◆ Objective
Copy every line that holds "Output".

[START Data shown]

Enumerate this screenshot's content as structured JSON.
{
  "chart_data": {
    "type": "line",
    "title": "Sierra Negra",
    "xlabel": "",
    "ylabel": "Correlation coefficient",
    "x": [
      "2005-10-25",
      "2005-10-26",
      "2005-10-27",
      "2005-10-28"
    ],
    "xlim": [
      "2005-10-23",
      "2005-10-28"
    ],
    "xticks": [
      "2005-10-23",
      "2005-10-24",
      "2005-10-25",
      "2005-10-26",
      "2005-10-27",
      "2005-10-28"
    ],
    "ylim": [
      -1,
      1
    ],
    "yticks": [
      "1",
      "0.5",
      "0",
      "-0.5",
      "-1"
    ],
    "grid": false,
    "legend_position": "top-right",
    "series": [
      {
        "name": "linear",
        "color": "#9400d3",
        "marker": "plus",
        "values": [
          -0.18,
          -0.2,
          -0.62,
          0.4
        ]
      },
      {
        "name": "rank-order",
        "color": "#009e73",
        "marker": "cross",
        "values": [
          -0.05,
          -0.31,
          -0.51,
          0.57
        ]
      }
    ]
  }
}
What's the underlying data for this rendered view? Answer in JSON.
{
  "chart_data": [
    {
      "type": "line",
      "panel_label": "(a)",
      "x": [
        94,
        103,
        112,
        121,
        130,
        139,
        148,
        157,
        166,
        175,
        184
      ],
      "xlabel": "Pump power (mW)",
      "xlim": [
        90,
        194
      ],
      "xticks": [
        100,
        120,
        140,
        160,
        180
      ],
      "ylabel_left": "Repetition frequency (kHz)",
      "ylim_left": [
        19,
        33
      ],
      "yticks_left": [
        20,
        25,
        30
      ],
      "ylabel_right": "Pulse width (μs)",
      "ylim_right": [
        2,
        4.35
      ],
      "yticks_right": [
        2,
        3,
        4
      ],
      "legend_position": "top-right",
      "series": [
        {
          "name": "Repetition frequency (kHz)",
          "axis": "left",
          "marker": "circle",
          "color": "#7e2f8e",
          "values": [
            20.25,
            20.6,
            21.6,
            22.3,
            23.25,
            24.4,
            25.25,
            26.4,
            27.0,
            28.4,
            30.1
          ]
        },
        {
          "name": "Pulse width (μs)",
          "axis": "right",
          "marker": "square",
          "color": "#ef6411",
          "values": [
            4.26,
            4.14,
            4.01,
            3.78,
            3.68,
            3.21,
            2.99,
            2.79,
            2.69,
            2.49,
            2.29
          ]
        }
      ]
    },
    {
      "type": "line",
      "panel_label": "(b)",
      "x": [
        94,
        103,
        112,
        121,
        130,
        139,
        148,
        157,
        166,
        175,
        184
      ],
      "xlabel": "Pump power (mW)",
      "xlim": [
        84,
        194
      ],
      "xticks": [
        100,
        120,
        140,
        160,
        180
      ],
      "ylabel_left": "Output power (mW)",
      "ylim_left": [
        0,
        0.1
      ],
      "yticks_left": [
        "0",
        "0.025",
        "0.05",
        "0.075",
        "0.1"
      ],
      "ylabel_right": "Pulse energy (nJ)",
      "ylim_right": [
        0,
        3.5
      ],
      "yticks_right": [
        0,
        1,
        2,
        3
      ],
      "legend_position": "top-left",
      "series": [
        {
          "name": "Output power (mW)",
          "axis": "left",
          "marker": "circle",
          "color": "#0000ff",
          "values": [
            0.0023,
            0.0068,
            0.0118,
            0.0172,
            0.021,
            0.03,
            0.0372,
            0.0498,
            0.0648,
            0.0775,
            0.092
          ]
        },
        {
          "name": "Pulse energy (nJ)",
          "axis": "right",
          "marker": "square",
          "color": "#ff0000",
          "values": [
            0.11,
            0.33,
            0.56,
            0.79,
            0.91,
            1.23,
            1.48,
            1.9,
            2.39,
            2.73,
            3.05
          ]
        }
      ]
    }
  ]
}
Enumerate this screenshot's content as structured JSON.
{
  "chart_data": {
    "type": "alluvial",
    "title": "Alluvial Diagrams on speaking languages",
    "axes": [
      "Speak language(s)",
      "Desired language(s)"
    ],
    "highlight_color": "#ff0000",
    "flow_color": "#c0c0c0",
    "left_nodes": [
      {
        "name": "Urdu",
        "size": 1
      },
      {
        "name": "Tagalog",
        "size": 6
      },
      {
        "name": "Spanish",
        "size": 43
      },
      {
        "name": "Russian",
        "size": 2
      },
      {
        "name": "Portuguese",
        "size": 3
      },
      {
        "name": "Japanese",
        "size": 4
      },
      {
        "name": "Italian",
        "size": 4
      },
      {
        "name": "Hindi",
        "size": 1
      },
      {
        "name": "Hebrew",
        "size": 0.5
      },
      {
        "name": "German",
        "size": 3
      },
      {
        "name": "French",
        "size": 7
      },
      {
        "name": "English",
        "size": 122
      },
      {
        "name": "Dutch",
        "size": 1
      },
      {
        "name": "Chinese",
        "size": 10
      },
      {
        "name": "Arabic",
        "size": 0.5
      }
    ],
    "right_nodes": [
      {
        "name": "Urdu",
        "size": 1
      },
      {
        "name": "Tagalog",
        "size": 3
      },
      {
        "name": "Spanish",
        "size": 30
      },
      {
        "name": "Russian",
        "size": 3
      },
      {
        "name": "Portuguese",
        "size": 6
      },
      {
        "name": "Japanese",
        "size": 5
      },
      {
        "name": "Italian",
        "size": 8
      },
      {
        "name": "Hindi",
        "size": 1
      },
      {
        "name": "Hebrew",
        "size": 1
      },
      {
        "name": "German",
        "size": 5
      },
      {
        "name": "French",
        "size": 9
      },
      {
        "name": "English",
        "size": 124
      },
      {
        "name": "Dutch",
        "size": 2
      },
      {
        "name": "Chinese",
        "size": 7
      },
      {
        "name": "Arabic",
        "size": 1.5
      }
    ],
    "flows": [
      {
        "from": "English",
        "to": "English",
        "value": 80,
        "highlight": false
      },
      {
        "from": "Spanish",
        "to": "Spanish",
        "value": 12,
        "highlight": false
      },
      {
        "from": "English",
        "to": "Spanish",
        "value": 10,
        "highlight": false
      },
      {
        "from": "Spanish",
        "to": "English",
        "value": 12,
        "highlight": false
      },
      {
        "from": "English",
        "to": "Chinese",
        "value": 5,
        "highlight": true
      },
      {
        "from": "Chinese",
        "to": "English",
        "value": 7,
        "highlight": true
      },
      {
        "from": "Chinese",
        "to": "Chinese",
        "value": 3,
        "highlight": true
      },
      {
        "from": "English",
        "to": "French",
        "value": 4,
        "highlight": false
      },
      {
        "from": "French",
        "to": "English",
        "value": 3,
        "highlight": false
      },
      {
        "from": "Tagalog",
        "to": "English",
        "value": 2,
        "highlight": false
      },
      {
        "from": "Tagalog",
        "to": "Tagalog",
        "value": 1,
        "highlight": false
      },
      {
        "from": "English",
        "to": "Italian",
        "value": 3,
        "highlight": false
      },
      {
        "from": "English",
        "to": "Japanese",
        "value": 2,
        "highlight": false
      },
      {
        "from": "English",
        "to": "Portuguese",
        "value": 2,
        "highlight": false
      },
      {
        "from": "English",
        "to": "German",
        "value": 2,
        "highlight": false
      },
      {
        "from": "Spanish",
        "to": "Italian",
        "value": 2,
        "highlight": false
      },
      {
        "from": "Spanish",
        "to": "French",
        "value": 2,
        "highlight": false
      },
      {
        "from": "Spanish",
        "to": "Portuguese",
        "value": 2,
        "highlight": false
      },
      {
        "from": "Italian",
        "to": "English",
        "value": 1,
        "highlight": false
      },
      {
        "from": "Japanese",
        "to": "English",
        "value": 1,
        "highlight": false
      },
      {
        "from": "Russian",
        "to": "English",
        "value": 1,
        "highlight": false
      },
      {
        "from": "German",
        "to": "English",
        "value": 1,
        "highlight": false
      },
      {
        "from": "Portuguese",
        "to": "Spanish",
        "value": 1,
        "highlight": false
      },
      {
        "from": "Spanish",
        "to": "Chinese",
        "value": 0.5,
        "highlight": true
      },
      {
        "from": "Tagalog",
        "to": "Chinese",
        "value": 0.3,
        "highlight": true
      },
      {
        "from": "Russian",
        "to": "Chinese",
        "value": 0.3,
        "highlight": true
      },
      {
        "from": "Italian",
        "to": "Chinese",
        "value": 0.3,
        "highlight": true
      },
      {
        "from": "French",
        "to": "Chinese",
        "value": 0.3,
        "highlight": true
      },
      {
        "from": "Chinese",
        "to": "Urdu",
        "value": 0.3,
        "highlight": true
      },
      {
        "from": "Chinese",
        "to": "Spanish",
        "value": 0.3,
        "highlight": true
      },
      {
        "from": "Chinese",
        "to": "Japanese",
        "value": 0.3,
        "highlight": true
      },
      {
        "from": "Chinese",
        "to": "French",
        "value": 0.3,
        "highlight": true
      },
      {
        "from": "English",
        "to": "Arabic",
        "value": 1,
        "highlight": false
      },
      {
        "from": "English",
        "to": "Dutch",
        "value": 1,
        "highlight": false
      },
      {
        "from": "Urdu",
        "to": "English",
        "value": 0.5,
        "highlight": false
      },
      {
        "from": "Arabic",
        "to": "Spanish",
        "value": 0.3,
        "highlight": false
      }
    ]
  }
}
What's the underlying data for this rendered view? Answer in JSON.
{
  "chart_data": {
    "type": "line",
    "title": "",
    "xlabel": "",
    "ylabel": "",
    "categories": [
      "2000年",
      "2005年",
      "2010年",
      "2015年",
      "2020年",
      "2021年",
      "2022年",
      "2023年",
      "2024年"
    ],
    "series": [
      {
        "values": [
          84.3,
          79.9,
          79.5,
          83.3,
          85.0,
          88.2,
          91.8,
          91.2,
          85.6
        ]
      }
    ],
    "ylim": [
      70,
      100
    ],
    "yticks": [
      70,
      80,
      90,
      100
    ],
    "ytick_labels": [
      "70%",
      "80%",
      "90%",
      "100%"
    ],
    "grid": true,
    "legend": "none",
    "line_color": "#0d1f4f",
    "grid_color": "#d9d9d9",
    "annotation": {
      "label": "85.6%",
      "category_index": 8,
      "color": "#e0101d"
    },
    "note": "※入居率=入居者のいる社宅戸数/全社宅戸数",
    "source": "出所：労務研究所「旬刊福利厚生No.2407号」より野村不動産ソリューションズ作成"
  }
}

[END Data shown]

◆ Response
      "ylabel_left": "Output power (mW)",
          "name": "Output power (mW)",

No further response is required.